WHAT TO PRODUCE ::
Output the full material exactly as it appears here.

DATASET RECORDS ::
____

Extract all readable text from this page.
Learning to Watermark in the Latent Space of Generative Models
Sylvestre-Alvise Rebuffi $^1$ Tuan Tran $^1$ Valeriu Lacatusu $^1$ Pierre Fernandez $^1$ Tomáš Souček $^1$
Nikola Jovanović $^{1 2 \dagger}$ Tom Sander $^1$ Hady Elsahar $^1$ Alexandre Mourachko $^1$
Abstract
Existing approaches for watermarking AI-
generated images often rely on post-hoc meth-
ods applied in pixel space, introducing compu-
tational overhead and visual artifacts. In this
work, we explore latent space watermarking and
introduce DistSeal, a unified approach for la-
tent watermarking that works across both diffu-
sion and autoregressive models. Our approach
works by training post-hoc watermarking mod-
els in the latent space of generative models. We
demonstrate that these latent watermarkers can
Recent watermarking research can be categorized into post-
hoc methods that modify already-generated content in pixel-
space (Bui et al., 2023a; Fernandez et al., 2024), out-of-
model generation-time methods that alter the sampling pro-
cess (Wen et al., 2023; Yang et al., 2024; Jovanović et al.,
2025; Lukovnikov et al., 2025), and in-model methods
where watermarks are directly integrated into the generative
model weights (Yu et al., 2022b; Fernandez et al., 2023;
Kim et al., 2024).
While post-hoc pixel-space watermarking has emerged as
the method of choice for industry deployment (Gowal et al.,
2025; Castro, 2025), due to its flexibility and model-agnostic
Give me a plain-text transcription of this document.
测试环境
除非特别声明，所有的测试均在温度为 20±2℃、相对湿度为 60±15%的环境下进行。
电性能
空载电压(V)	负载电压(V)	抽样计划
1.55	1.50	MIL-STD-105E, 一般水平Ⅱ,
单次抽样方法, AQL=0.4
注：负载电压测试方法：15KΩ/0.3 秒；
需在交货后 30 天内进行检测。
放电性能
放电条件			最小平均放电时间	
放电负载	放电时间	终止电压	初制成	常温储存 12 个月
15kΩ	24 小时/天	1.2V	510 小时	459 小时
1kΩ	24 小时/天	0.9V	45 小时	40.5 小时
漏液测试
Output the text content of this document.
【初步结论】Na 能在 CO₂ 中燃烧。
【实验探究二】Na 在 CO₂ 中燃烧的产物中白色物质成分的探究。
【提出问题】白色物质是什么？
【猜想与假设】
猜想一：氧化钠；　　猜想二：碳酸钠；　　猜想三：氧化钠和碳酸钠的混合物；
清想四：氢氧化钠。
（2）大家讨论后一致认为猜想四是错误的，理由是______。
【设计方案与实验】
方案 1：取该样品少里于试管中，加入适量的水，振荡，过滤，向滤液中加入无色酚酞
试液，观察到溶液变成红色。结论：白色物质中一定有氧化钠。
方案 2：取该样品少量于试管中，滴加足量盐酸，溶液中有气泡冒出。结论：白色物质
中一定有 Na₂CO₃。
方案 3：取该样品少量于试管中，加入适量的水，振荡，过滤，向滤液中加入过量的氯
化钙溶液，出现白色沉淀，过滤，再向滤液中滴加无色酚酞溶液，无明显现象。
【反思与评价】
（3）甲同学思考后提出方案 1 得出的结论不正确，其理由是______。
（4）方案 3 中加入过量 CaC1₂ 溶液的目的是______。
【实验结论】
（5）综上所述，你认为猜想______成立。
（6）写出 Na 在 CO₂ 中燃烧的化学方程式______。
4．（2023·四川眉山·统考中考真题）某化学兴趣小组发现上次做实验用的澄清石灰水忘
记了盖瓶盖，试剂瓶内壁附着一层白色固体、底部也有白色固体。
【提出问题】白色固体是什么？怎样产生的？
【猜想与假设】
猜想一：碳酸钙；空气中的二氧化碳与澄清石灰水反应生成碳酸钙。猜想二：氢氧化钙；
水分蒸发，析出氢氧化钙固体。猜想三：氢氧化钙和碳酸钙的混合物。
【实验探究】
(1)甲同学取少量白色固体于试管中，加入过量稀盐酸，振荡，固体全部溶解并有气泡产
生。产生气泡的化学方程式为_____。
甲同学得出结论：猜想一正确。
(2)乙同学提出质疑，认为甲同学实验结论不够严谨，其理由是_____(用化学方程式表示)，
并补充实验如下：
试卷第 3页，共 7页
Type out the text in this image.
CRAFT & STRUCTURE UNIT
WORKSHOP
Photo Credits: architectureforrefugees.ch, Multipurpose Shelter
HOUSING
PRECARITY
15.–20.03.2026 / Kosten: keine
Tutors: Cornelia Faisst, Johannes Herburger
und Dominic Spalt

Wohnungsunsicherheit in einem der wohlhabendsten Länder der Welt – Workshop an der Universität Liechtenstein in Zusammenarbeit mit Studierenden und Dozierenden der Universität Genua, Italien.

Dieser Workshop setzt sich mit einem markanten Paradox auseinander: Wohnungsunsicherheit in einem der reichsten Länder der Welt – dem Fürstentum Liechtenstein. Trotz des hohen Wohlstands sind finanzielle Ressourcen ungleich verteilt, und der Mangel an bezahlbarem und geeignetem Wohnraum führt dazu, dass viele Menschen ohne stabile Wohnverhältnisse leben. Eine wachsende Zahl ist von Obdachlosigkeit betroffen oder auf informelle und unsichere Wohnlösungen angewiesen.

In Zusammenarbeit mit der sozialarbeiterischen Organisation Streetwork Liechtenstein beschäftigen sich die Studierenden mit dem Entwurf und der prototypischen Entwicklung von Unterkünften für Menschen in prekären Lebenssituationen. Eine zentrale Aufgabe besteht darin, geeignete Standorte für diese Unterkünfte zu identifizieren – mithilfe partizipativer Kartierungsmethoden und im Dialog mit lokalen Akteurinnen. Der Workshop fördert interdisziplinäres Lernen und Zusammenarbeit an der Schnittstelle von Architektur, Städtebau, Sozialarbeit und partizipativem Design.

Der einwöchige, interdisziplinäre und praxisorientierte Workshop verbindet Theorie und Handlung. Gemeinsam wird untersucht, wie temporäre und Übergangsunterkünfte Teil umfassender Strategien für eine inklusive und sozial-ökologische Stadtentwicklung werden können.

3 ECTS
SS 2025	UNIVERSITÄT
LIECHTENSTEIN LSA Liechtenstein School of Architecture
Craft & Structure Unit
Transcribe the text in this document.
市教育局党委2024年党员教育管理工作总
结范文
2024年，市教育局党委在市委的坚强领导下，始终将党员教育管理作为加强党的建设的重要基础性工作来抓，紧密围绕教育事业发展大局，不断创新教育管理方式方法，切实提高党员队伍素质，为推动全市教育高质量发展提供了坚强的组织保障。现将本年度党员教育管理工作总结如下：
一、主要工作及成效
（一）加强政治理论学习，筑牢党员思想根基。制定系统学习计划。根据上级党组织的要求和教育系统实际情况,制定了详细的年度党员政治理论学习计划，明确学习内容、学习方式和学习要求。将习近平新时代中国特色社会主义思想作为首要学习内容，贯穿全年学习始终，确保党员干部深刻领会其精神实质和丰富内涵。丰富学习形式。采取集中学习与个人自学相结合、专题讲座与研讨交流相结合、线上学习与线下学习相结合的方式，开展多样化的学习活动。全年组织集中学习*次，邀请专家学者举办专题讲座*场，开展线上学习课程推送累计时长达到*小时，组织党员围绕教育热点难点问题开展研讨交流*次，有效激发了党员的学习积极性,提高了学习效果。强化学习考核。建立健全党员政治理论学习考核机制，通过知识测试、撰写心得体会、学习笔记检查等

____

RESULT OF THIS TASK ::
Extract all readable text from this page.
Learning to Watermark in the Latent Space of Generative Models
Sylvestre-Alvise Rebuffi $^1$ Tuan Tran $^1$ Valeriu Lacatusu $^1$ Pierre Fernandez $^1$ Tomáš Souček $^1$
Nikola Jovanović $^{1 2 \dagger}$ Tom Sander $^1$ Hady Elsahar $^1$ Alexandre Mourachko $^1$
Abstract
Existing approaches for watermarking AI-
generated images often rely on post-hoc meth-
ods applied in pixel space, introducing compu-
tational overhead and visual artifacts. In this
work, we explore latent space watermarking and
introduce DistSeal, a unified approach for la-
tent watermarking that works across both diffu-
sion and autoregressive models. Our approach
works by training post-hoc watermarking mod-
els in the latent space of generative models. We
demonstrate that these latent watermarkers can
Recent watermarking research can be categorized into post-
hoc methods that modify already-generated content in pixel-
space (Bui et al., 2023a; Fernandez et al., 2024), out-of-
model generation-time methods that alter the sampling pro-
cess (Wen et al., 2023; Yang et al., 2024; Jovanović et al.,
2025; Lukovnikov et al., 2025), and in-model methods
where watermarks are directly integrated into the generative
model weights (Yu et al., 2022b; Fernandez et al., 2023;
Kim et al., 2024).
While post-hoc pixel-space watermarking has emerged as
the method of choice for industry deployment (Gowal et al.,
2025; Castro, 2025), due to its flexibility and model-agnostic
Give me a plain-text transcription of this document.
测试环境
除非特别声明，所有的测试均在温度为 20±2℃、相对湿度为 60±15%的环境下进行。
电性能
空载电压(V)	负载电压(V)	抽样计划
1.55	1.50	MIL-STD-105E, 一般水平Ⅱ,
单次抽样方法, AQL=0.4
注：负载电压测试方法：15KΩ/0.3 秒；
需在交货后 30 天内进行检测。
放电性能
放电条件			最小平均放电时间	
放电负载	放电时间	终止电压	初制成	常温储存 12 个月
15kΩ	24 小时/天	1.2V	510 小时	459 小时
1kΩ	24 小时/天	0.9V	45 小时	40.5 小时
漏液测试
Output the text content of this document.
【初步结论】Na 能在 CO₂ 中燃烧。
【实验探究二】Na 在 CO₂ 中燃烧的产物中白色物质成分的探究。
【提出问题】白色物质是什么？
【猜想与假设】
猜想一：氧化钠；　　猜想二：碳酸钠；　　猜想三：氧化钠和碳酸钠的混合物；
清想四：氢氧化钠。
（2）大家讨论后一致认为猜想四是错误的，理由是______。
【设计方案与实验】
方案 1：取该样品少里于试管中，加入适量的水，振荡，过滤，向滤液中加入无色酚酞
试液，观察到溶液变成红色。结论：白色物质中一定有氧化钠。
方案 2：取该样品少量于试管中，滴加足量盐酸，溶液中有气泡冒出。结论：白色物质
中一定有 Na₂CO₃。
方案 3：取该样品少量于试管中，加入适量的水，振荡，过滤，向滤液中加入过量的氯
化钙溶液，出现白色沉淀，过滤，再向滤液中滴加无色酚酞溶液，无明显现象。
【反思与评价】
（3）甲同学思考后提出方案 1 得出的结论不正确，其理由是______。
（4）方案 3 中加入过量 CaC1₂ 溶液的目的是______。
【实验结论】
（5）综上所述，你认为猜想______成立。
（6）写出 Na 在 CO₂ 中燃烧的化学方程式______。
4．（2023·四川眉山·统考中考真题）某化学兴趣小组发现上次做实验用的澄清石灰水忘
记了盖瓶盖，试剂瓶内壁附着一层白色固体、底部也有白色固体。
【提出问题】白色固体是什么？怎样产生的？
【猜想与假设】
猜想一：碳酸钙；空气中的二氧化碳与澄清石灰水反应生成碳酸钙。猜想二：氢氧化钙；
水分蒸发，析出氢氧化钙固体。猜想三：氢氧化钙和碳酸钙的混合物。
【实验探究】
(1)甲同学取少量白色固体于试管中，加入过量稀盐酸，振荡，固体全部溶解并有气泡产
生。产生气泡的化学方程式为_____。
甲同学得出结论：猜想一正确。
(2)乙同学提出质疑，认为甲同学实验结论不够严谨，其理由是_____(用化学方程式表示)，
并补充实验如下：
试卷第 3页，共 7页
Type out the text in this image.
CRAFT & STRUCTURE UNIT
WORKSHOP
Photo Credits: architectureforrefugees.ch, Multipurpose Shelter
HOUSING
PRECARITY
15.–20.03.2026 / Kosten: keine
Tutors: Cornelia Faisst, Johannes Herburger
und Dominic Spalt

Wohnungsunsicherheit in einem der wohlhabendsten Länder der Welt – Workshop an der Universität Liechtenstein in Zusammenarbeit mit Studierenden und Dozierenden der Universität Genua, Italien.

Dieser Workshop setzt sich mit einem markanten Paradox auseinander: Wohnungsunsicherheit in einem der reichsten Länder der Welt – dem Fürstentum Liechtenstein. Trotz des hohen Wohlstands sind finanzielle Ressourcen ungleich verteilt, und der Mangel an bezahlbarem und geeignetem Wohnraum führt dazu, dass viele Menschen ohne stabile Wohnverhältnisse leben. Eine wachsende Zahl ist von Obdachlosigkeit betroffen oder auf informelle und unsichere Wohnlösungen angewiesen.

In Zusammenarbeit mit der sozialarbeiterischen Organisation Streetwork Liechtenstein beschäftigen sich die Studierenden mit dem Entwurf und der prototypischen Entwicklung von Unterkünften für Menschen in prekären Lebenssituationen. Eine zentrale Aufgabe besteht darin, geeignete Standorte für diese Unterkünfte zu identifizieren – mithilfe partizipativer Kartierungsmethoden und im Dialog mit lokalen Akteurinnen. Der Workshop fördert interdisziplinäres Lernen und Zusammenarbeit an der Schnittstelle von Architektur, Städtebau, Sozialarbeit und partizipativem Design.

Der einwöchige, interdisziplinäre und praxisorientierte Workshop verbindet Theorie und Handlung. Gemeinsam wird untersucht, wie temporäre und Übergangsunterkünfte Teil umfassender Strategien für eine inklusive und sozial-ökologische Stadtentwicklung werden können.

3 ECTS
SS 2025	UNIVERSITÄT
LIECHTENSTEIN LSA Liechtenstein School of Architecture
Craft & Structure Unit
Transcribe the text in this document.
市教育局党委2024年党员教育管理工作总
结范文
2024年，市教育局党委在市委的坚强领导下，始终将党员教育管理作为加强党的建设的重要基础性工作来抓，紧密围绕教育事业发展大局，不断创新教育管理方式方法，切实提高党员队伍素质，为推动全市教育高质量发展提供了坚强的组织保障。现将本年度党员教育管理工作总结如下：
一、主要工作及成效
（一）加强政治理论学习，筑牢党员思想根基。制定系统学习计划。根据上级党组织的要求和教育系统实际情况,制定了详细的年度党员政治理论学习计划，明确学习内容、学习方式和学习要求。将习近平新时代中国特色社会主义思想作为首要学习内容，贯穿全年学习始终，确保党员干部深刻领会其精神实质和丰富内涵。丰富学习形式。采取集中学习与个人自学相结合、专题讲座与研讨交流相结合、线上学习与线下学习相结合的方式，开展多样化的学习活动。全年组织集中学习*次，邀请专家学者举办专题讲座*场，开展线上学习课程推送累计时长达到*小时，组织党员围绕教育热点难点问题开展研讨交流*次，有效激发了党员的学习积极性,提高了学习效果。强化学习考核。建立健全党员政治理论学习考核机制，通过知识测试、撰写心得体会、学习笔记检查等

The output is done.